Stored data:
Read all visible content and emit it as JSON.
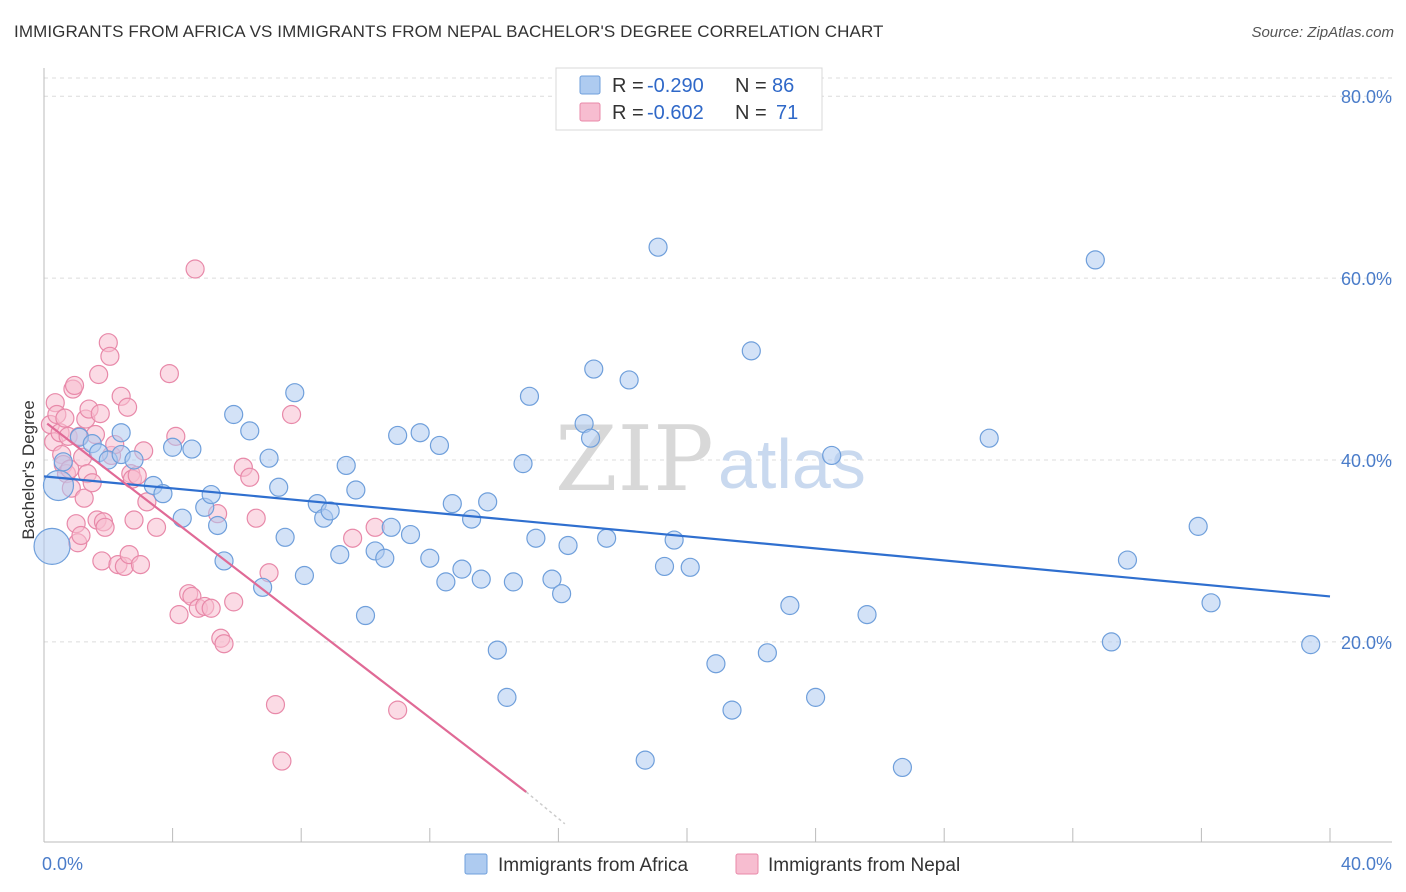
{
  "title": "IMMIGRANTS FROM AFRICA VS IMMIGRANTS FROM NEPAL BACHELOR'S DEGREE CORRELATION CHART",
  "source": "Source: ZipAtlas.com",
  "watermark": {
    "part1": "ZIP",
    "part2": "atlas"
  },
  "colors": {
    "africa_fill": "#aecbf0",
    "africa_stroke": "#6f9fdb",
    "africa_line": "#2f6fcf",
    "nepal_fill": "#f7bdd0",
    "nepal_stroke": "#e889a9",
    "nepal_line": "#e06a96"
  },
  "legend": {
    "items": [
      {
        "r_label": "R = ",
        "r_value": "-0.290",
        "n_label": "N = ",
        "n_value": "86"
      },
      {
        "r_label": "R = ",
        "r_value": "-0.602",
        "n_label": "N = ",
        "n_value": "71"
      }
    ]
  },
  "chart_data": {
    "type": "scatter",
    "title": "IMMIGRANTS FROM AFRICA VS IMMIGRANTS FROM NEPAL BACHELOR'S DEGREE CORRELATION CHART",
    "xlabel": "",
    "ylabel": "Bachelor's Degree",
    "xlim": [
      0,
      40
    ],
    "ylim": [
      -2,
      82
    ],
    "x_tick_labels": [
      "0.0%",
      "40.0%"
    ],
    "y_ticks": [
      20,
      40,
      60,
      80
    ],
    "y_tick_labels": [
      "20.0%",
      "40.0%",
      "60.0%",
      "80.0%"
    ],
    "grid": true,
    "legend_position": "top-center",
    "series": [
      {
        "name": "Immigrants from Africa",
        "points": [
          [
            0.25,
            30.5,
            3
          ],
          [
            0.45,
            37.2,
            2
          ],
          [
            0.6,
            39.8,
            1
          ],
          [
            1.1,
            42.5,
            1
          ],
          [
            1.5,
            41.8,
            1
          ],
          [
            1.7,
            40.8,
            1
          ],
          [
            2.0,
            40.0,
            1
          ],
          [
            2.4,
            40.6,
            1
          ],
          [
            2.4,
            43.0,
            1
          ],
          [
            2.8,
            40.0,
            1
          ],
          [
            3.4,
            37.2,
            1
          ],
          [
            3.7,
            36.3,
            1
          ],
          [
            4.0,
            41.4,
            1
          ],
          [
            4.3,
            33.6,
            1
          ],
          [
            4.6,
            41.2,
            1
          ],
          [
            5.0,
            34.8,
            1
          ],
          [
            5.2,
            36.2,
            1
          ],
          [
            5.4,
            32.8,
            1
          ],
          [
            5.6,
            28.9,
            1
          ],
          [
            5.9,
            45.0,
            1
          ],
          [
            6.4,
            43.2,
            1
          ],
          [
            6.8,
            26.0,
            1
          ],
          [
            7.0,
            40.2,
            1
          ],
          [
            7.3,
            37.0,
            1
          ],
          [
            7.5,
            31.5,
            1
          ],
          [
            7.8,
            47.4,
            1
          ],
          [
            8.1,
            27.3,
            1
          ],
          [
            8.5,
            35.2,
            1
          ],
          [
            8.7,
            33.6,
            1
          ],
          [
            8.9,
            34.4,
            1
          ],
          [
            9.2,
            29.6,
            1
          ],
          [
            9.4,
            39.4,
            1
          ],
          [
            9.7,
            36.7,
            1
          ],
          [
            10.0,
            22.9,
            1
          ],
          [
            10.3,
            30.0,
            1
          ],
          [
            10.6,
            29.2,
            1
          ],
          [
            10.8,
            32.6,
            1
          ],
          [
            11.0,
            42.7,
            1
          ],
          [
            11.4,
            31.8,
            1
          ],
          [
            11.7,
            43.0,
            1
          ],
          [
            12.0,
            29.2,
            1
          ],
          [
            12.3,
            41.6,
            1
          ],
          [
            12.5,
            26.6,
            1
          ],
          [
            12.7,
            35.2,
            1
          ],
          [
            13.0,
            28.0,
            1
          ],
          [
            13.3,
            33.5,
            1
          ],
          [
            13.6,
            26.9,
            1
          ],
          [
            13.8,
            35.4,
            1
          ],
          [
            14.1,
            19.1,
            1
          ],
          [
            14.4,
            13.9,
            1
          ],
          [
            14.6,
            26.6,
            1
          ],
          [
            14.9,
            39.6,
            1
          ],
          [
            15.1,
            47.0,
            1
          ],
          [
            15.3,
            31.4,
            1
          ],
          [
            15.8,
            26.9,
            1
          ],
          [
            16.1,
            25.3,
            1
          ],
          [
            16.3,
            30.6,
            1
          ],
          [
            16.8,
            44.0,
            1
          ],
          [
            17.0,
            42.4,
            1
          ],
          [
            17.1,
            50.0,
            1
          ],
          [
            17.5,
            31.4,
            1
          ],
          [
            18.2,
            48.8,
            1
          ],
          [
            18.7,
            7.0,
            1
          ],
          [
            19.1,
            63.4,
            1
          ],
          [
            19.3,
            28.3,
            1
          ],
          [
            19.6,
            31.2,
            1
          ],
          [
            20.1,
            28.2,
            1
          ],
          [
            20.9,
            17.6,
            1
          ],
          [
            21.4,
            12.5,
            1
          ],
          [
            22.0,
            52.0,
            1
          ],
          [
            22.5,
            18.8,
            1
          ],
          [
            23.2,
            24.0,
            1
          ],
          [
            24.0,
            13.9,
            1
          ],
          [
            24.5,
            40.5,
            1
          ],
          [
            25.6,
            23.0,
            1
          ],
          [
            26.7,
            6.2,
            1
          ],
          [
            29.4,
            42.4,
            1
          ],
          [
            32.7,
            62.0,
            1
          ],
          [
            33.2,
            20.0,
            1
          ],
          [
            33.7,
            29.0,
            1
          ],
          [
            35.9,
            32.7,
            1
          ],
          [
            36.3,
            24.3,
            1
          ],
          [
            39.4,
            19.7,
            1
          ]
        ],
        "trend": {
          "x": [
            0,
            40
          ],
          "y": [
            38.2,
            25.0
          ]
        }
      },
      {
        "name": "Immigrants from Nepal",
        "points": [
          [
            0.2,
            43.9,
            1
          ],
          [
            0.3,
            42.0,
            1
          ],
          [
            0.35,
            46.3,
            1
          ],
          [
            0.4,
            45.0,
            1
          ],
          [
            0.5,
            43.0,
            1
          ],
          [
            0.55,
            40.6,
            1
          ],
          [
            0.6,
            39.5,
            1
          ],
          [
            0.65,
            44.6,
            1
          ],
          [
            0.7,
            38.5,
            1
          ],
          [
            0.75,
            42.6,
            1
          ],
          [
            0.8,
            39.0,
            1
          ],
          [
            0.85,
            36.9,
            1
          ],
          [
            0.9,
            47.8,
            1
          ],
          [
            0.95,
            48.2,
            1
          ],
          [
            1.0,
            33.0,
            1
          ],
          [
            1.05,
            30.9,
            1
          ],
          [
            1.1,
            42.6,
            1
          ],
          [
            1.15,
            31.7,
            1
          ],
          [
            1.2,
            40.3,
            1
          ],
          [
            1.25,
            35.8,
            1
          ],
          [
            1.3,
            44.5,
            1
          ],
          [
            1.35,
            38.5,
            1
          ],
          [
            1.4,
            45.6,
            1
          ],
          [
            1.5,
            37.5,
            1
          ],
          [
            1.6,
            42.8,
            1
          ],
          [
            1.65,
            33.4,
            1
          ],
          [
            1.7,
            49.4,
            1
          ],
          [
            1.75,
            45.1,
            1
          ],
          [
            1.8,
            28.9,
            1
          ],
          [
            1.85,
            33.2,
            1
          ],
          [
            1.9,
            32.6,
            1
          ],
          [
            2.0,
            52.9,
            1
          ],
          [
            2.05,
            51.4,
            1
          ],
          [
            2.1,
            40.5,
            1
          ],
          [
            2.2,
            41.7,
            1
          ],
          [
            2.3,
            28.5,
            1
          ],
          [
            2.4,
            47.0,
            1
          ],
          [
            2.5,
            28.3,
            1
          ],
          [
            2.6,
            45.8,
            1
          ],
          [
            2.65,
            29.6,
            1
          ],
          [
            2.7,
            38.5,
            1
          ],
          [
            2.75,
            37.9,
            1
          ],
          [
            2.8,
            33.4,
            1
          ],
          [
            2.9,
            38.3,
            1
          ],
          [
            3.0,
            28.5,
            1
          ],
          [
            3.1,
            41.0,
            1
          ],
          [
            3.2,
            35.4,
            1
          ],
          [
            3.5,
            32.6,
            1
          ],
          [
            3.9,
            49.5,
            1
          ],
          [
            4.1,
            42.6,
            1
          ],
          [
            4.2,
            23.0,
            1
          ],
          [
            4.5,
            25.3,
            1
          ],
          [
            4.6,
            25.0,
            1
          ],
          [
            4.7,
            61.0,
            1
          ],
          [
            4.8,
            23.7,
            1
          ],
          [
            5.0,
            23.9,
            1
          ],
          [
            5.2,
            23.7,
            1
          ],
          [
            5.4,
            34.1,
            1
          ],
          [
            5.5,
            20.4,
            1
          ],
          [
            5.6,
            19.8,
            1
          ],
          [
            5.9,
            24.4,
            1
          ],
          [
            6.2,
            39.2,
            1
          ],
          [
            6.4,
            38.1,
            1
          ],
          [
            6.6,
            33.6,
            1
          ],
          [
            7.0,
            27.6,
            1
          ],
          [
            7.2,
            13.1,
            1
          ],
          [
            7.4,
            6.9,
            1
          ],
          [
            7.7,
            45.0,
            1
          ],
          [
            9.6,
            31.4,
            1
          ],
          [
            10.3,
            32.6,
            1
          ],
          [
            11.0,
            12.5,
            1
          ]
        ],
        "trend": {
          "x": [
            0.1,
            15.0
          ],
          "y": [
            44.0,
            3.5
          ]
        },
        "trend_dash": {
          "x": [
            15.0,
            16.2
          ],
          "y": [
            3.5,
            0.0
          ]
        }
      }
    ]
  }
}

Given problem:
Look through the data above. Find each line with the string "CORRELATION" and copy it.

Final answer:
  "title": "IMMIGRANTS FROM AFRICA VS IMMIGRANTS FROM NEPAL BACHELOR'S DEGREE CORRELATION CHART",
    "title": "IMMIGRANTS FROM AFRICA VS IMMIGRANTS FROM NEPAL BACHELOR'S DEGREE CORRELATION CHART",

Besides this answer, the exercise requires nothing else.